**The exercise**. Transcribe the records exactly. Pictures do not belong in the transcription.

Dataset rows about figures
-- BEGIN --

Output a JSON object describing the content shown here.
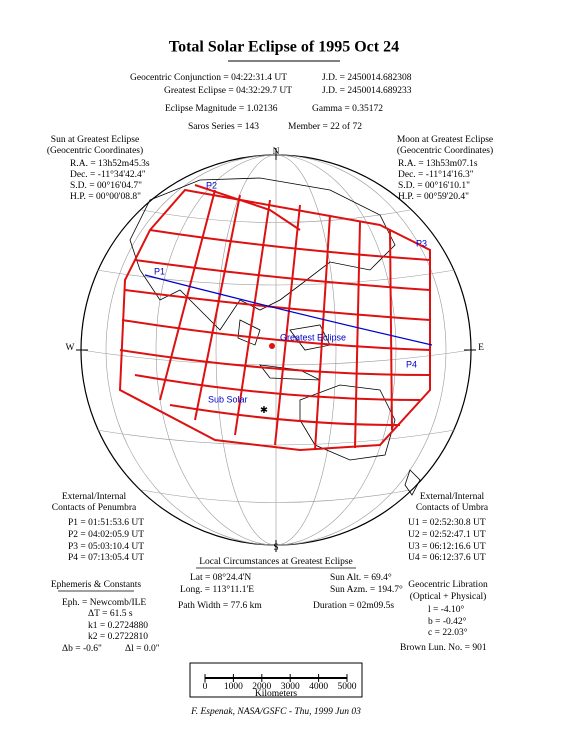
{
  "title": "Total Solar Eclipse of 1995 Oct 24",
  "header": {
    "conjunction": "Geocentric Conjunction = 04:22:31.4 UT",
    "conjunction_jd": "J.D. = 2450014.682308",
    "greatest": "Greatest Eclipse = 04:32:29.7 UT",
    "greatest_jd": "J.D. = 2450014.689233",
    "magnitude": "Eclipse Magnitude = 1.02136",
    "gamma": "Gamma = 0.35172",
    "saros": "Saros Series = 143",
    "member": "Member = 22 of 72"
  },
  "sun": {
    "heading": "Sun at Greatest Eclipse",
    "subheading": "(Geocentric Coordinates)",
    "lines": [
      "R.A. = 13h52m45.3s",
      "Dec. = -11°34'42.4\"",
      "S.D. = 00°16'04.7\"",
      "H.P. = 00°00'08.8\""
    ]
  },
  "moon": {
    "heading": "Moon at Greatest Eclipse",
    "subheading": "(Geocentric Coordinates)",
    "lines": [
      "R.A. = 13h53m07.1s",
      "Dec. = -11°14'16.3\"",
      "S.D. = 00°16'10.1\"",
      "H.P. = 00°59'20.4\""
    ]
  },
  "map": {
    "north": "N",
    "south": "S",
    "west": "W",
    "east": "E",
    "p1": "P1",
    "p2": "P2",
    "p3": "P3",
    "p4": "P4",
    "greatest": "Greatest Eclipse",
    "subsolar": "Sub Solar"
  },
  "penumbra": {
    "heading": "External/Internal",
    "subheading": "Contacts of Penumbra",
    "lines": [
      "P1 = 01:51:53.6 UT",
      "P2 = 04:02:05.9 UT",
      "P3 = 05:03:10.4 UT",
      "P4 = 07:13:05.4 UT"
    ]
  },
  "umbra": {
    "heading": "External/Internal",
    "subheading": "Contacts of Umbra",
    "lines": [
      "U1 = 02:52:30.8 UT",
      "U2 = 02:52:47.1 UT",
      "U3 = 06:12:16.6 UT",
      "U4 = 06:12:37.6 UT"
    ]
  },
  "local": {
    "heading": "Local Circumstances at Greatest Eclipse",
    "lat": "Lat = 08°24.4'N",
    "sun_alt": "Sun Alt. = 69.4°",
    "long": "Long. = 113°11.1'E",
    "sun_azm": "Sun Azm. = 194.7°",
    "path_width": "Path Width = 77.6 km",
    "duration": "Duration = 02m09.5s"
  },
  "ephemeris": {
    "heading": "Ephemeris & Constants",
    "eph": "Eph. = Newcomb/ILE",
    "delta_t": "ΔT = 61.5 s",
    "k1": "k1 = 0.2724880",
    "k2": "k2 = 0.2722810",
    "delta_b": "Δb = -0.6\"",
    "delta_l": "Δl = 0.0\""
  },
  "libration": {
    "heading": "Geocentric Libration",
    "subheading": "(Optical + Physical)",
    "l": "l = -4.10°",
    "b": "b = -0.42°",
    "c": "c = 22.03°",
    "brown": "Brown Lun. No. = 901"
  },
  "scale": {
    "ticks": [
      "0",
      "1000",
      "2000",
      "3000",
      "4000",
      "5000"
    ],
    "unit": "Kilometers"
  },
  "footer": "F. Espenak, NASA/GSFC - Thu, 1999 Jun 03"
}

-- END --

**Output for this exercise**.
Output a JSON object describing the content shown here.
{
  "title": "Total Solar Eclipse of 1995 Oct 24",
  "header": {
    "conjunction": "Geocentric Conjunction = 04:22:31.4 UT",
    "conjunction_jd": "J.D. = 2450014.682308",
    "greatest": "Greatest Eclipse = 04:32:29.7 UT",
    "greatest_jd": "J.D. = 2450014.689233",
    "magnitude": "Eclipse Magnitude = 1.02136",
    "gamma": "Gamma = 0.35172",
    "saros": "Saros Series = 143",
    "member": "Member = 22 of 72"
  },
  "sun": {
    "heading": "Sun at Greatest Eclipse",
    "subheading": "(Geocentric Coordinates)",
    "lines": [
      "R.A. = 13h52m45.3s",
      "Dec. = -11°34'42.4\"",
      "S.D. = 00°16'04.7\"",
      "H.P. = 00°00'08.8\""
    ]
  },
  "moon": {
    "heading": "Moon at Greatest Eclipse",
    "subheading": "(Geocentric Coordinates)",
    "lines": [
      "R.A. = 13h53m07.1s",
      "Dec. = -11°14'16.3\"",
      "S.D. = 00°16'10.1\"",
      "H.P. = 00°59'20.4\""
    ]
  },
  "map": {
    "north": "N",
    "south": "S",
    "west": "W",
    "east": "E",
    "p1": "P1",
    "p2": "P2",
    "p3": "P3",
    "p4": "P4",
    "greatest": "Greatest Eclipse",
    "subsolar": "Sub Solar"
  },
  "penumbra": {
    "heading": "External/Internal",
    "subheading": "Contacts of Penumbra",
    "lines": [
      "P1 = 01:51:53.6 UT",
      "P2 = 04:02:05.9 UT",
      "P3 = 05:03:10.4 UT",
      "P4 = 07:13:05.4 UT"
    ]
  },
  "umbra": {
    "heading": "External/Internal",
    "subheading": "Contacts of Umbra",
    "lines": [
      "U1 = 02:52:30.8 UT",
      "U2 = 02:52:47.1 UT",
      "U3 = 06:12:16.6 UT",
      "U4 = 06:12:37.6 UT"
    ]
  },
  "local": {
    "heading": "Local Circumstances at Greatest Eclipse",
    "lat": "Lat = 08°24.4'N",
    "sun_alt": "Sun Alt. = 69.4°",
    "long": "Long. = 113°11.1'E",
    "sun_azm": "Sun Azm. = 194.7°",
    "path_width": "Path Width = 77.6 km",
    "duration": "Duration = 02m09.5s"
  },
  "ephemeris": {
    "heading": "Ephemeris & Constants",
    "eph": "Eph. = Newcomb/ILE",
    "delta_t": "ΔT = 61.5 s",
    "k1": "k1 = 0.2724880",
    "k2": "k2 = 0.2722810",
    "delta_b": "Δb = -0.6\"",
    "delta_l": "Δl = 0.0\""
  },
  "libration": {
    "heading": "Geocentric Libration",
    "subheading": "(Optical + Physical)",
    "l": "l = -4.10°",
    "b": "b = -0.42°",
    "c": "c = 22.03°",
    "brown": "Brown Lun. No. = 901"
  },
  "scale": {
    "ticks": [
      "0",
      "1000",
      "2000",
      "3000",
      "4000",
      "5000"
    ],
    "unit": "Kilometers"
  },
  "footer": "F. Espenak, NASA/GSFC - Thu, 1999 Jun 03"
}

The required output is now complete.